**** Task inputs ****

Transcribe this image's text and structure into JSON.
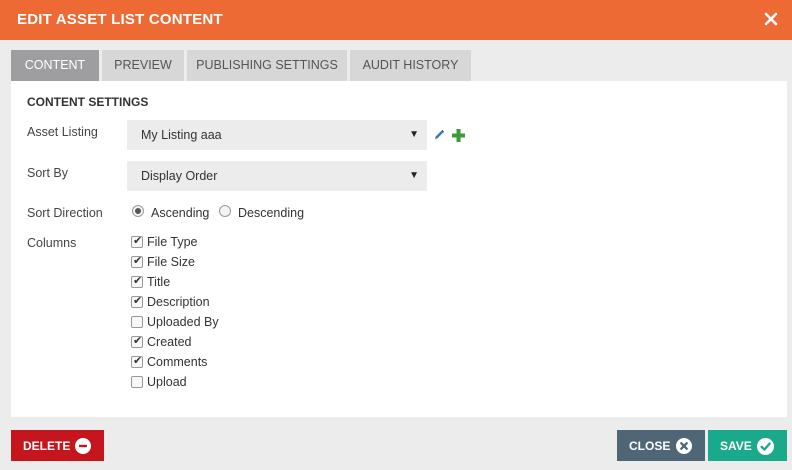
{
  "dialog": {
    "title": "EDIT ASSET LIST CONTENT",
    "accent_color": "#ee6a35"
  },
  "tabs": [
    {
      "label": "CONTENT",
      "active": true
    },
    {
      "label": "PREVIEW",
      "active": false
    },
    {
      "label": "PUBLISHING SETTINGS",
      "active": false
    },
    {
      "label": "AUDIT HISTORY",
      "active": false
    }
  ],
  "content": {
    "section_title": "CONTENT SETTINGS",
    "asset_listing": {
      "label": "Asset Listing",
      "value": "My Listing aaa"
    },
    "sort_by": {
      "label": "Sort By",
      "value": "Display Order"
    },
    "sort_direction": {
      "label": "Sort Direction",
      "options": [
        {
          "label": "Ascending",
          "checked": true
        },
        {
          "label": "Descending",
          "checked": false
        }
      ]
    },
    "columns": {
      "label": "Columns",
      "items": [
        {
          "label": "File Type",
          "checked": true
        },
        {
          "label": "File Size",
          "checked": true
        },
        {
          "label": "Title",
          "checked": true
        },
        {
          "label": "Description",
          "checked": true
        },
        {
          "label": "Uploaded By",
          "checked": false
        },
        {
          "label": "Created",
          "checked": true
        },
        {
          "label": "Comments",
          "checked": true
        },
        {
          "label": "Upload",
          "checked": false
        }
      ]
    }
  },
  "icons": {
    "close": "close-x-icon",
    "edit": "pencil-icon",
    "add": "plus-icon",
    "delete": "minus-circle-icon",
    "close_button": "x-circle-icon",
    "save": "check-circle-icon"
  },
  "footer": {
    "delete_label": "DELETE",
    "close_label": "CLOSE",
    "save_label": "SAVE",
    "colors": {
      "delete": "#c4161c",
      "close": "#4f6677",
      "save": "#1aa98a"
    }
  }
}
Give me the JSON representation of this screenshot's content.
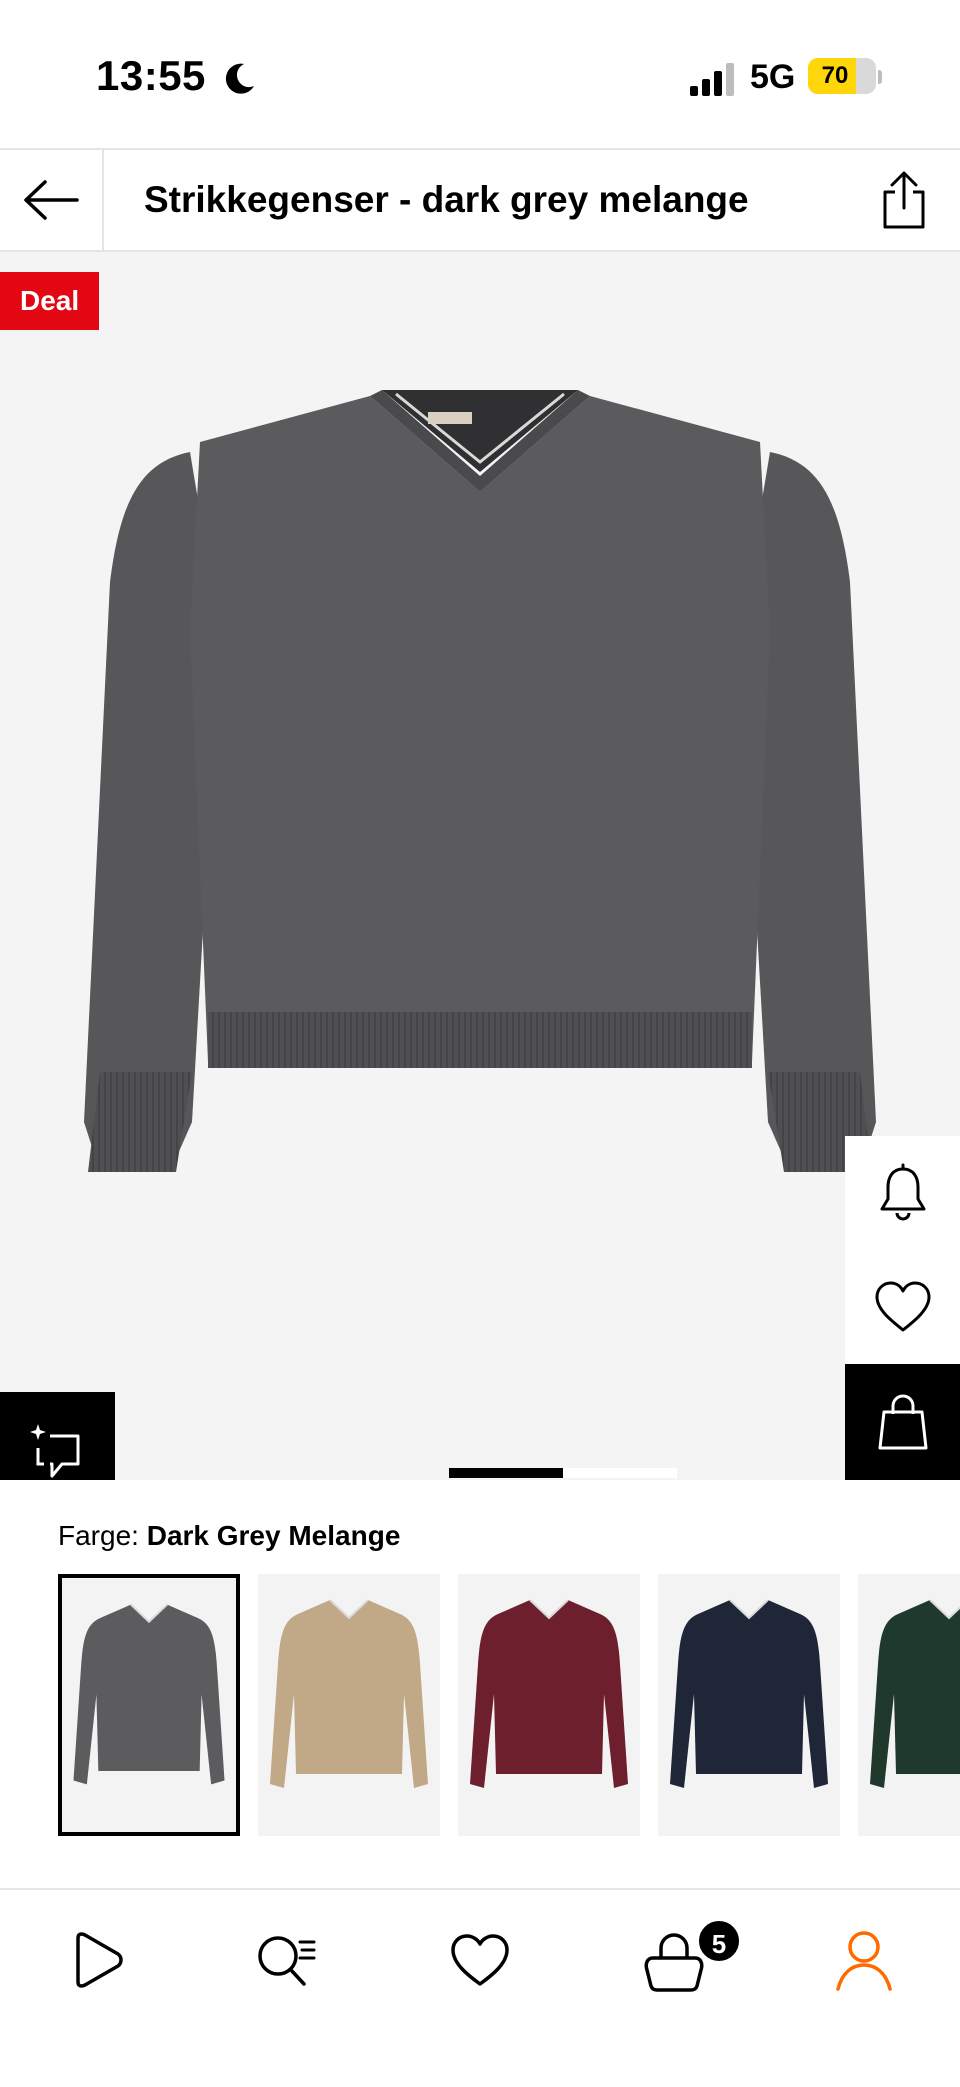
{
  "status_bar": {
    "time": "13:55",
    "network": "5G",
    "battery": "70",
    "battery_level": 0.7,
    "icons": [
      "moon-icon",
      "signal-icon",
      "battery-icon"
    ]
  },
  "header": {
    "title": "Strikkegenser - dark grey melange",
    "back_icon": "arrow-left-icon",
    "share_icon": "share-icon"
  },
  "product": {
    "badge": "Deal",
    "badge_color": "#e30613",
    "image_background": "#f4f4f4",
    "sweater_color": "#58585a",
    "side_actions": [
      "bell-icon",
      "heart-icon",
      "bag-icon"
    ],
    "similar_icon": "similar-search-icon",
    "pager": {
      "pages": 3,
      "active": 1
    }
  },
  "color_selector": {
    "label": "Farge:",
    "selected": "Dark Grey Melange",
    "swatches": [
      {
        "name": "Dark Grey Melange",
        "color": "#5c5c5e",
        "selected": true
      },
      {
        "name": "Beige",
        "color": "#c1a886",
        "selected": false
      },
      {
        "name": "Burgundy",
        "color": "#6e1f2e",
        "selected": false
      },
      {
        "name": "Navy",
        "color": "#1f2638",
        "selected": false
      },
      {
        "name": "Green",
        "color": "#1f3a2c",
        "selected": false
      }
    ]
  },
  "bottom_nav": {
    "items": [
      "home-icon",
      "search-icon",
      "wishlist-icon",
      "cart-icon",
      "profile-icon"
    ],
    "cart_count": "5",
    "accent": "#ff6900"
  }
}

****

Task directions:
Output all of the data exactly as it stands, minus any images.

Worked answer:
Transcribe this image's text and structure into JSON.
{
  "dialog": {
    "title": "EDIT ASSET LIST CONTENT",
    "accent_color": "#ee6a35"
  },
  "tabs": [
    {
      "label": "CONTENT",
      "active": true
    },
    {
      "label": "PREVIEW",
      "active": false
    },
    {
      "label": "PUBLISHING SETTINGS",
      "active": false
    },
    {
      "label": "AUDIT HISTORY",
      "active": false
    }
  ],
  "content": {
    "section_title": "CONTENT SETTINGS",
    "asset_listing": {
      "label": "Asset Listing",
      "value": "My Listing aaa"
    },
    "sort_by": {
      "label": "Sort By",
      "value": "Display Order"
    },
    "sort_direction": {
      "label": "Sort Direction",
      "options": [
        {
          "label": "Ascending",
          "checked": true
        },
        {
          "label": "Descending",
          "checked": false
        }
      ]
    },
    "columns": {
      "label": "Columns",
      "items": [
        {
          "label": "File Type",
          "checked": true
        },
        {
          "label": "File Size",
          "checked": true
        },
        {
          "label": "Title",
          "checked": true
        },
        {
          "label": "Description",
          "checked": true
        },
        {
          "label": "Uploaded By",
          "checked": false
        },
        {
          "label": "Created",
          "checked": true
        },
        {
          "label": "Comments",
          "checked": true
        },
        {
          "label": "Upload",
          "checked": false
        }
      ]
    }
  },
  "icons": {
    "close": "close-x-icon",
    "edit": "pencil-icon",
    "add": "plus-icon",
    "delete": "minus-circle-icon",
    "close_button": "x-circle-icon",
    "save": "check-circle-icon"
  },
  "footer": {
    "delete_label": "DELETE",
    "close_label": "CLOSE",
    "save_label": "SAVE",
    "colors": {
      "delete": "#c4161c",
      "close": "#4f6677",
      "save": "#1aa98a"
    }
  }
}
Give me the JSON representation of this screenshot's content.
{
  "status_bar": {
    "time": "13:55",
    "network": "5G",
    "battery": "70",
    "battery_level": 0.7,
    "icons": [
      "moon-icon",
      "signal-icon",
      "battery-icon"
    ]
  },
  "header": {
    "title": "Strikkegenser - dark grey melange",
    "back_icon": "arrow-left-icon",
    "share_icon": "share-icon"
  },
  "product": {
    "badge": "Deal",
    "badge_color": "#e30613",
    "image_background": "#f4f4f4",
    "sweater_color": "#58585a",
    "side_actions": [
      "bell-icon",
      "heart-icon",
      "bag-icon"
    ],
    "similar_icon": "similar-search-icon",
    "pager": {
      "pages": 3,
      "active": 1
    }
  },
  "color_selector": {
    "label": "Farge:",
    "selected": "Dark Grey Melange",
    "swatches": [
      {
        "name": "Dark Grey Melange",
        "color": "#5c5c5e",
        "selected": true
      },
      {
        "name": "Beige",
        "color": "#c1a886",
        "selected": false
      },
      {
        "name": "Burgundy",
        "color": "#6e1f2e",
        "selected": false
      },
      {
        "name": "Navy",
        "color": "#1f2638",
        "selected": false
      },
      {
        "name": "Green",
        "color": "#1f3a2c",
        "selected": false
      }
    ]
  },
  "bottom_nav": {
    "items": [
      "home-icon",
      "search-icon",
      "wishlist-icon",
      "cart-icon",
      "profile-icon"
    ],
    "cart_count": "5",
    "accent": "#ff6900"
  }
}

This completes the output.